# EXERCISE DETAILS:
Pull every line containing "icon" from the entries.

Stored records:
******************************
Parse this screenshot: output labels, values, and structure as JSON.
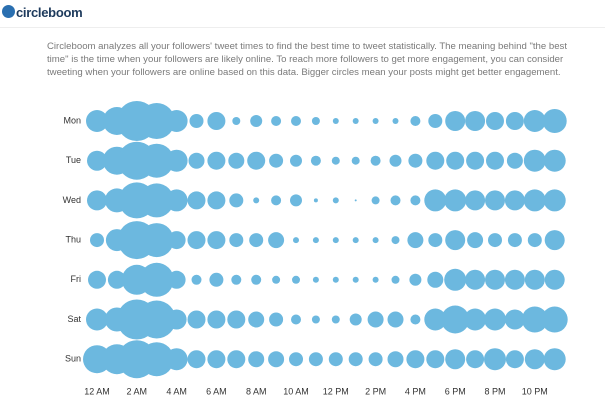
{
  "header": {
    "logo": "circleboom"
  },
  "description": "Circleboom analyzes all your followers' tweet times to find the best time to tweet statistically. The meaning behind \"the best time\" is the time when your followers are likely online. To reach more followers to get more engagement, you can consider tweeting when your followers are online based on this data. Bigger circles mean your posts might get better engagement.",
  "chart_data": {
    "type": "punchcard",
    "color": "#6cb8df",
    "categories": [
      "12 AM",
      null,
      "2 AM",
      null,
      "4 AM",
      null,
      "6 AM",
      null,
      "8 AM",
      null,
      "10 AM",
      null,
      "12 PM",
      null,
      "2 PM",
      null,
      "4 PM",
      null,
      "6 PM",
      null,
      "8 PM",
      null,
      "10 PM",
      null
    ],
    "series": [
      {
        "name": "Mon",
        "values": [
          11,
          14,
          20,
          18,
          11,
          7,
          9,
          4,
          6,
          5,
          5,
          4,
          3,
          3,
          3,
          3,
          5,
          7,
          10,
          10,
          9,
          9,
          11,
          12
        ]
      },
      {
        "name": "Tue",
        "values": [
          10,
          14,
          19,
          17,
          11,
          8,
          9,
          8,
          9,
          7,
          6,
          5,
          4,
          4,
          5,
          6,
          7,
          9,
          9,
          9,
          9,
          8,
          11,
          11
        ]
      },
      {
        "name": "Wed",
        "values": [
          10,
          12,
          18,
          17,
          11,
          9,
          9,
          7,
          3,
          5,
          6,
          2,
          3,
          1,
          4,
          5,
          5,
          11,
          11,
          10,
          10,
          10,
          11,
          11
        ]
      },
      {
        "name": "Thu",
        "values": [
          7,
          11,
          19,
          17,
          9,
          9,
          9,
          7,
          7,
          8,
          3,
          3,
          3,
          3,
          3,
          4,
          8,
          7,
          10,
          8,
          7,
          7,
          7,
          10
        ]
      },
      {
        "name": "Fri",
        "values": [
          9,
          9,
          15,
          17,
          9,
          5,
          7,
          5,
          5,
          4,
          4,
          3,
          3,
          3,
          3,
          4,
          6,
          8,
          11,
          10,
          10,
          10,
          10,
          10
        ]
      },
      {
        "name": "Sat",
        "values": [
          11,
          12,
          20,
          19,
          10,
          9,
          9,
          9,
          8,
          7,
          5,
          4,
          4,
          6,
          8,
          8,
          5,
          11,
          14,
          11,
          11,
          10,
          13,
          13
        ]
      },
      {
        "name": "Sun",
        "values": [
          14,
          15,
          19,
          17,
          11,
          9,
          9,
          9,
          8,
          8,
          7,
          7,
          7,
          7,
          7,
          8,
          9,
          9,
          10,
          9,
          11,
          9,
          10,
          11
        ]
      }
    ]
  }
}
******************************
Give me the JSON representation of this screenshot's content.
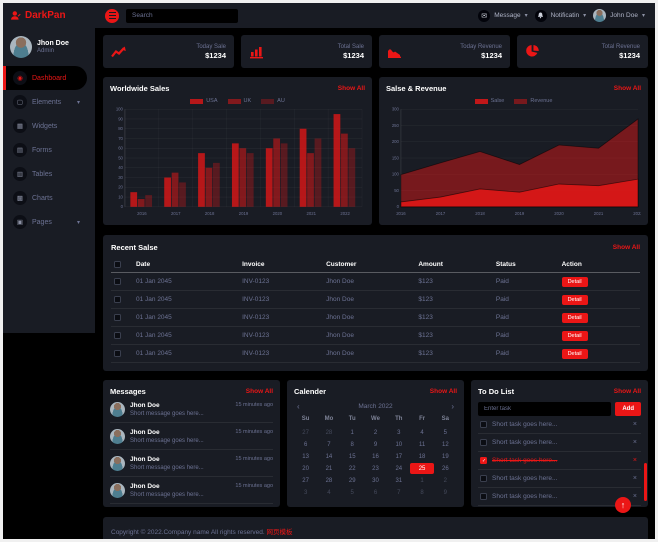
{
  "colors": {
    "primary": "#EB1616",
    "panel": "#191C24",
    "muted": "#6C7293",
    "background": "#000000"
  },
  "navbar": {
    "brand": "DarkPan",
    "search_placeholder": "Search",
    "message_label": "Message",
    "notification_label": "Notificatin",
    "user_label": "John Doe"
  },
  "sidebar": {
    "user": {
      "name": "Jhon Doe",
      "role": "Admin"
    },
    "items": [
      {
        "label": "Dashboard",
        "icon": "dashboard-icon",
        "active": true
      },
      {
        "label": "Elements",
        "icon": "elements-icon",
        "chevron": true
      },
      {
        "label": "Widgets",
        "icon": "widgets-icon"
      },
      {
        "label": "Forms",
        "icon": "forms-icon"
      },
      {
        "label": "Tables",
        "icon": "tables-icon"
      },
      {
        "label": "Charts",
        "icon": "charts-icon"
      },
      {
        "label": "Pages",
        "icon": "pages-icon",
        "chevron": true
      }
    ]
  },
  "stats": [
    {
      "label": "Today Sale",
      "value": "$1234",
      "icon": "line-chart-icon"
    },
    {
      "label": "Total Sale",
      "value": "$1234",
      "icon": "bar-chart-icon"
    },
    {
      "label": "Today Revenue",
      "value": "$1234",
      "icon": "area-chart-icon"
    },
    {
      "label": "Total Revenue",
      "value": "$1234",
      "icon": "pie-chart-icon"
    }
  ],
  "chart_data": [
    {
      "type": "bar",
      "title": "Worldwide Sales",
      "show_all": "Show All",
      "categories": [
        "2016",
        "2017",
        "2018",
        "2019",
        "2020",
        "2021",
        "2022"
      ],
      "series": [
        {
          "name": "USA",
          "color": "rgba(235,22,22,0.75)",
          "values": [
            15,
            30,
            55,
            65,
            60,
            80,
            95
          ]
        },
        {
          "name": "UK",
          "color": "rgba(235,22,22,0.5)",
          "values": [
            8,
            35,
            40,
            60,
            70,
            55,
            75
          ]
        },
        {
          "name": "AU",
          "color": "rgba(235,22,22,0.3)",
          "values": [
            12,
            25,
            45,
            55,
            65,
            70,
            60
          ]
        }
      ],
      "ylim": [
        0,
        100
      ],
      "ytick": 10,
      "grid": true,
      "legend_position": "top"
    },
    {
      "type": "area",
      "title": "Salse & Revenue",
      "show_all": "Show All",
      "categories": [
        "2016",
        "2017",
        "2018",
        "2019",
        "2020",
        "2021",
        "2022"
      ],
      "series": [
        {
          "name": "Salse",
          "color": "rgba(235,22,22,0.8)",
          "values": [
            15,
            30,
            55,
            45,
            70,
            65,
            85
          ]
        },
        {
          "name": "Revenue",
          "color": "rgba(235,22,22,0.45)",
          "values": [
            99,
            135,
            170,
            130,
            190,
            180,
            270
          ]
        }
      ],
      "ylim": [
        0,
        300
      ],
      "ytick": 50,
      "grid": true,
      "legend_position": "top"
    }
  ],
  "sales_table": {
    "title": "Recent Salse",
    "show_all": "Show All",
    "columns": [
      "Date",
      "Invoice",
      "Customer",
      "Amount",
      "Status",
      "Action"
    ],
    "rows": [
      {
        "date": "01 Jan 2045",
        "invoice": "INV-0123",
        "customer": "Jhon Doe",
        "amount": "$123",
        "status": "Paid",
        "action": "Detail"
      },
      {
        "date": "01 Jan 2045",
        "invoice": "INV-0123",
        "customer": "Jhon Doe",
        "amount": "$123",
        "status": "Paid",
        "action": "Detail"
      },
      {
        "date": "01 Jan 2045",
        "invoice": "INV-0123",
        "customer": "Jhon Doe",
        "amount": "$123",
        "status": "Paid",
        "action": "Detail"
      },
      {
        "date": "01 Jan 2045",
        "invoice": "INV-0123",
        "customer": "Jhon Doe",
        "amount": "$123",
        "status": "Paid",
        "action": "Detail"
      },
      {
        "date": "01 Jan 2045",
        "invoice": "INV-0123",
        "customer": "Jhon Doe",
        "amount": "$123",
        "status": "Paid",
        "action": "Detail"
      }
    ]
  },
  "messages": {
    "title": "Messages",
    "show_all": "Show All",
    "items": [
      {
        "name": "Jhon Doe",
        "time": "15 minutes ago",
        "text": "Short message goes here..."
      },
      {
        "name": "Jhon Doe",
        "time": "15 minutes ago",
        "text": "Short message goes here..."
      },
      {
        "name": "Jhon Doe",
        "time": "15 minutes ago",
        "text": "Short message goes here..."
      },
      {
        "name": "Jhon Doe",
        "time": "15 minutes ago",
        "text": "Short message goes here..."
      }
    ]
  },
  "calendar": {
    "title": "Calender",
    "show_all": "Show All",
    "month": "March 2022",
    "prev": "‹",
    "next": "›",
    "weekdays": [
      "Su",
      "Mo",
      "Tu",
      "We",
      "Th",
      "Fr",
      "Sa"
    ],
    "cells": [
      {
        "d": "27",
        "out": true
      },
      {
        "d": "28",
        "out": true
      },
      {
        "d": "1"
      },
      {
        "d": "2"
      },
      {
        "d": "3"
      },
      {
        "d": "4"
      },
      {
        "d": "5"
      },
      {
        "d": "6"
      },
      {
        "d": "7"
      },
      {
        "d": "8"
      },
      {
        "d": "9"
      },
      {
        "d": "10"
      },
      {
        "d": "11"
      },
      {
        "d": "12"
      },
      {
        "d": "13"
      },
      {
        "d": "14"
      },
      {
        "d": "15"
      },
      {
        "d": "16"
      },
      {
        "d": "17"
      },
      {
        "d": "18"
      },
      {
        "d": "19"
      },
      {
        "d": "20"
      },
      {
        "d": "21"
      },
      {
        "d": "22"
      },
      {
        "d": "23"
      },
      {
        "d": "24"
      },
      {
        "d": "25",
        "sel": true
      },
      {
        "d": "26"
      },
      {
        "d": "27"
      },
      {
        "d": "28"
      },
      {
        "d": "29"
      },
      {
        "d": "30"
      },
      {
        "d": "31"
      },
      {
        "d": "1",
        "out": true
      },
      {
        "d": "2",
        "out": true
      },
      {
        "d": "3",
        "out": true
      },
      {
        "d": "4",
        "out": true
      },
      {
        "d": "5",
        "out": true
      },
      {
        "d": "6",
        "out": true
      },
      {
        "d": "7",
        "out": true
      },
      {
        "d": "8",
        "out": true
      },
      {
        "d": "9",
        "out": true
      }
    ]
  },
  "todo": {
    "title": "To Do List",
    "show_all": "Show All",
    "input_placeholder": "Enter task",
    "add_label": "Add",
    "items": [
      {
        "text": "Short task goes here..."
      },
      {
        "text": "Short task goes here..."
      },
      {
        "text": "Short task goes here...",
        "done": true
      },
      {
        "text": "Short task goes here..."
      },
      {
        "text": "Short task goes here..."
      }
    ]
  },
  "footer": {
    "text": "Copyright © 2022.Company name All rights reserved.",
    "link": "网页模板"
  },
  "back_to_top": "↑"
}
******************************
# RESULT:
        "icon": "dashboard-icon",
        "icon": "elements-icon",
        "icon": "widgets-icon"
        "icon": "forms-icon"
        "icon": "tables-icon"
        "icon": "charts-icon"
        "icon": "pages-icon",
      "icon": "line-chart-icon"
      "icon": "bar-chart-icon"
      "icon": "area-chart-icon"
      "icon": "pie-chart-icon"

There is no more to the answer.